** begin Entries supplied **

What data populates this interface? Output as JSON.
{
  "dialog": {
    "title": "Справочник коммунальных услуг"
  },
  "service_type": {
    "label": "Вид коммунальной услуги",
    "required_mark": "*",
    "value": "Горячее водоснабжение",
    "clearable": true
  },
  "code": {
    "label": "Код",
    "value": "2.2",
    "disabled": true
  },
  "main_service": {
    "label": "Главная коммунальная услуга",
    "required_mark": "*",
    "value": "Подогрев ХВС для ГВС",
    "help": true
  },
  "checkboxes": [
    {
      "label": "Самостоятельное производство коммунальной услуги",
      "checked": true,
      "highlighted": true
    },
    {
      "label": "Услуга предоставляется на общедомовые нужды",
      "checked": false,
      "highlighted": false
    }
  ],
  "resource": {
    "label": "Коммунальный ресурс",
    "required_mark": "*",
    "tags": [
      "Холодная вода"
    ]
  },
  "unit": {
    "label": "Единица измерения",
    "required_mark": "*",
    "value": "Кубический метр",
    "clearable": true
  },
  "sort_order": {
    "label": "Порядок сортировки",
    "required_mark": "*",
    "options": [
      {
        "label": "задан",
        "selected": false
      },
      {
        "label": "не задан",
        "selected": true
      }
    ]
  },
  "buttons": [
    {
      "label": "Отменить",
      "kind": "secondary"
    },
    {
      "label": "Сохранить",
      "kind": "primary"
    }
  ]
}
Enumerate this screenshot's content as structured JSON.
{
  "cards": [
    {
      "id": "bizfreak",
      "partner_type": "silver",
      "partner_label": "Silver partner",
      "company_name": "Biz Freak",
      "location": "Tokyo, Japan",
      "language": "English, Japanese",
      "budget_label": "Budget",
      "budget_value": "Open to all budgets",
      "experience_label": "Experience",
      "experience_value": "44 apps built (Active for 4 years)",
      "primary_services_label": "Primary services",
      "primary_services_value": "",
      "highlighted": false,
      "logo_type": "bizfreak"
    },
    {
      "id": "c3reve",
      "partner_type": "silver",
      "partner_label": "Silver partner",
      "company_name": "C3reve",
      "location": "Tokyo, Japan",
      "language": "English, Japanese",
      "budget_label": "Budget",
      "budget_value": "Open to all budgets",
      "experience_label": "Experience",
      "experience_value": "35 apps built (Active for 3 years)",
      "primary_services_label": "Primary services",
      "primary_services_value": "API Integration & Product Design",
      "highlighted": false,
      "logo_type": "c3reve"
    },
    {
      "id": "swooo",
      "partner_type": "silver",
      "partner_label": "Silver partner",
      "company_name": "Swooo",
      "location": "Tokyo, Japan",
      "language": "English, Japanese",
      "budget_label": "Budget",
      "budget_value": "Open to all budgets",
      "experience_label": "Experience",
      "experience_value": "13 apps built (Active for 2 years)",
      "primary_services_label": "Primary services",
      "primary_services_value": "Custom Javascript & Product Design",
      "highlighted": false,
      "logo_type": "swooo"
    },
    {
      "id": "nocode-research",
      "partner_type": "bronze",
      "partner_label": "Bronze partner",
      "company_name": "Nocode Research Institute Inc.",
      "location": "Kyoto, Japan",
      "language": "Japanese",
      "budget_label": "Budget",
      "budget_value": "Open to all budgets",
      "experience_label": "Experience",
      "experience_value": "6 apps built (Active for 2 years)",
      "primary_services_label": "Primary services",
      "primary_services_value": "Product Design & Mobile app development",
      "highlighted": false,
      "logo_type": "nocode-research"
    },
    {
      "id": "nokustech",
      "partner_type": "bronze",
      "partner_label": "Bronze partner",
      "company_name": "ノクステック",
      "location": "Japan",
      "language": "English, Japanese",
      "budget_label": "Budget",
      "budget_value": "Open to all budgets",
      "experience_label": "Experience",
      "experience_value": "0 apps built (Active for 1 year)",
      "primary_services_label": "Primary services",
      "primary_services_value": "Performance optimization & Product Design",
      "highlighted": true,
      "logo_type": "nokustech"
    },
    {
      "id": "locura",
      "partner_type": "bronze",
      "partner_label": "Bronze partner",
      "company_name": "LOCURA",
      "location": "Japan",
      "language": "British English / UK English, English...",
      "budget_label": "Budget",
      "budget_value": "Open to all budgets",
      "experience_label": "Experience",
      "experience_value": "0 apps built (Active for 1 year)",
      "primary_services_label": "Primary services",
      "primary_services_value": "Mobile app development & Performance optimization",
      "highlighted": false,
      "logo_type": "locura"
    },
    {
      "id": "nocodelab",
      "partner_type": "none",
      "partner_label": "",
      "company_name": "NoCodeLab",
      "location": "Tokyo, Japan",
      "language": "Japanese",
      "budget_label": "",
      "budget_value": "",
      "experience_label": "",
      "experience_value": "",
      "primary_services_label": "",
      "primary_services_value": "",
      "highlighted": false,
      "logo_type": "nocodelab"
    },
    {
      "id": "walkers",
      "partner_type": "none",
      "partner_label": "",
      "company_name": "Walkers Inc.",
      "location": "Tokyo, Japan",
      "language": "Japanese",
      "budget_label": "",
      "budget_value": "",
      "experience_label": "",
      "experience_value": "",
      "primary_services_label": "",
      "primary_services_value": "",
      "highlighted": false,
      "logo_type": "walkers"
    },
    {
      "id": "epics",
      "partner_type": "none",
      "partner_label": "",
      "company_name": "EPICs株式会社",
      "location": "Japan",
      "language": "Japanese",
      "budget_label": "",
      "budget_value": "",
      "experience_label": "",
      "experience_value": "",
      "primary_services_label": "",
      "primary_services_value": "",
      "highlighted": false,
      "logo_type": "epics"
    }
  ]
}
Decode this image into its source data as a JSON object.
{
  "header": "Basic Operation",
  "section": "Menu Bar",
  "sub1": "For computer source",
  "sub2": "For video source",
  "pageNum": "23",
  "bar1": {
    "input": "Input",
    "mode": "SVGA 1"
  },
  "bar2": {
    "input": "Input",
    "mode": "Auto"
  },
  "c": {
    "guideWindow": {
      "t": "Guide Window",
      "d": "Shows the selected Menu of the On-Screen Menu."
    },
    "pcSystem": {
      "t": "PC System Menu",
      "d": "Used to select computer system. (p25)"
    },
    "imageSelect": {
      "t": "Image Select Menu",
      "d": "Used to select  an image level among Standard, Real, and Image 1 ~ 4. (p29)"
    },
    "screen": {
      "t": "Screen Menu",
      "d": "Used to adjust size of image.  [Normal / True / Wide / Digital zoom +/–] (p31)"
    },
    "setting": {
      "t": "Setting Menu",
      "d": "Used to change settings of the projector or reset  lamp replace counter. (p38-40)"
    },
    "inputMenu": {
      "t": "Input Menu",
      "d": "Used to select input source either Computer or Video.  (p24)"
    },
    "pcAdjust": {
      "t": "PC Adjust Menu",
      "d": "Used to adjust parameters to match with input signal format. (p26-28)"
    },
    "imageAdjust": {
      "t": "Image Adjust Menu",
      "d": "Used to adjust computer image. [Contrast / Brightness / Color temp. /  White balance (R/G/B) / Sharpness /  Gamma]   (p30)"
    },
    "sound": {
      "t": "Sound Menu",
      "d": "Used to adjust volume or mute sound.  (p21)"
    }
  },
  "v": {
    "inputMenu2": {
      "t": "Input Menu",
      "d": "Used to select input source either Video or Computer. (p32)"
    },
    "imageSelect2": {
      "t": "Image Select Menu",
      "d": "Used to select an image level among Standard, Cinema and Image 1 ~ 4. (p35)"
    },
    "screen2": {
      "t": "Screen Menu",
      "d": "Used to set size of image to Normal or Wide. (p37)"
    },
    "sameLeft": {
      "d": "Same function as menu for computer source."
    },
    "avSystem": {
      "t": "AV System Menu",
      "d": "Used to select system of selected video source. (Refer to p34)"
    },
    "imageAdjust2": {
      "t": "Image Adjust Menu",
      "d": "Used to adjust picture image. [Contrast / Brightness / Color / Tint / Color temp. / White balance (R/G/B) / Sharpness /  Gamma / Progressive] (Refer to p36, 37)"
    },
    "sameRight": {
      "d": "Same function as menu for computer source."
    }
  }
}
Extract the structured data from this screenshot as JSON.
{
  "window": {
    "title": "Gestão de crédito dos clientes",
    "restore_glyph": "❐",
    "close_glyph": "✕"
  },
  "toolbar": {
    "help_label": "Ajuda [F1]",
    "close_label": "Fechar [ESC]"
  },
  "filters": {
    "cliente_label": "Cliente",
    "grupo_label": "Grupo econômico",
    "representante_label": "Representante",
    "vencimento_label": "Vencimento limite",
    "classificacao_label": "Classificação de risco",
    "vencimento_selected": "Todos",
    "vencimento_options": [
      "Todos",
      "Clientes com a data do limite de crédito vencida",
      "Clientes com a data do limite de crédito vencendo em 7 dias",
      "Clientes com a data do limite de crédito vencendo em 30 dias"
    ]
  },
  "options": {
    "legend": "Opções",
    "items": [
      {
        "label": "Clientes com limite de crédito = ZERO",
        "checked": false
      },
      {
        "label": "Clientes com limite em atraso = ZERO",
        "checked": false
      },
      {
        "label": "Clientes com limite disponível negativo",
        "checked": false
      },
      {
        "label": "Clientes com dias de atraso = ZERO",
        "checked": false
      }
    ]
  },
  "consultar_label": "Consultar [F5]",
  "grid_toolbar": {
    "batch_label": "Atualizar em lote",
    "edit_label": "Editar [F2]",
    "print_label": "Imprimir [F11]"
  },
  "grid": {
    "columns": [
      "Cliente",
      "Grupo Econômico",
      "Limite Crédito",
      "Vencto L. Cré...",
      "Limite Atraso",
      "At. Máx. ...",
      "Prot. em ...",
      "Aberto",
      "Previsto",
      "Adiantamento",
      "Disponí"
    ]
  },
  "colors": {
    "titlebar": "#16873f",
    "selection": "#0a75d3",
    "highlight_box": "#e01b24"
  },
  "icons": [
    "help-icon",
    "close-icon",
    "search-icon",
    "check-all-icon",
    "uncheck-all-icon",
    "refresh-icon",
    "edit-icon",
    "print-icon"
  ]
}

** end Entries supplied **

- Exercise requirements -
In the lines above, locate the string "balance". Copy every line where it occurs.

- Exercise response -
      "d": "Used to adjust computer image. [Contrast / Brightness / Color temp. /  White balance (R/G/B) / Sharpness /  Gamma]   (p30)"
      "d": "Used to adjust picture image. [Contrast / Brightness / Color / Tint / Color temp. / White balance (R/G/B) / Sharpness /  Gamma / Progressive] (Refer to p36, 37)"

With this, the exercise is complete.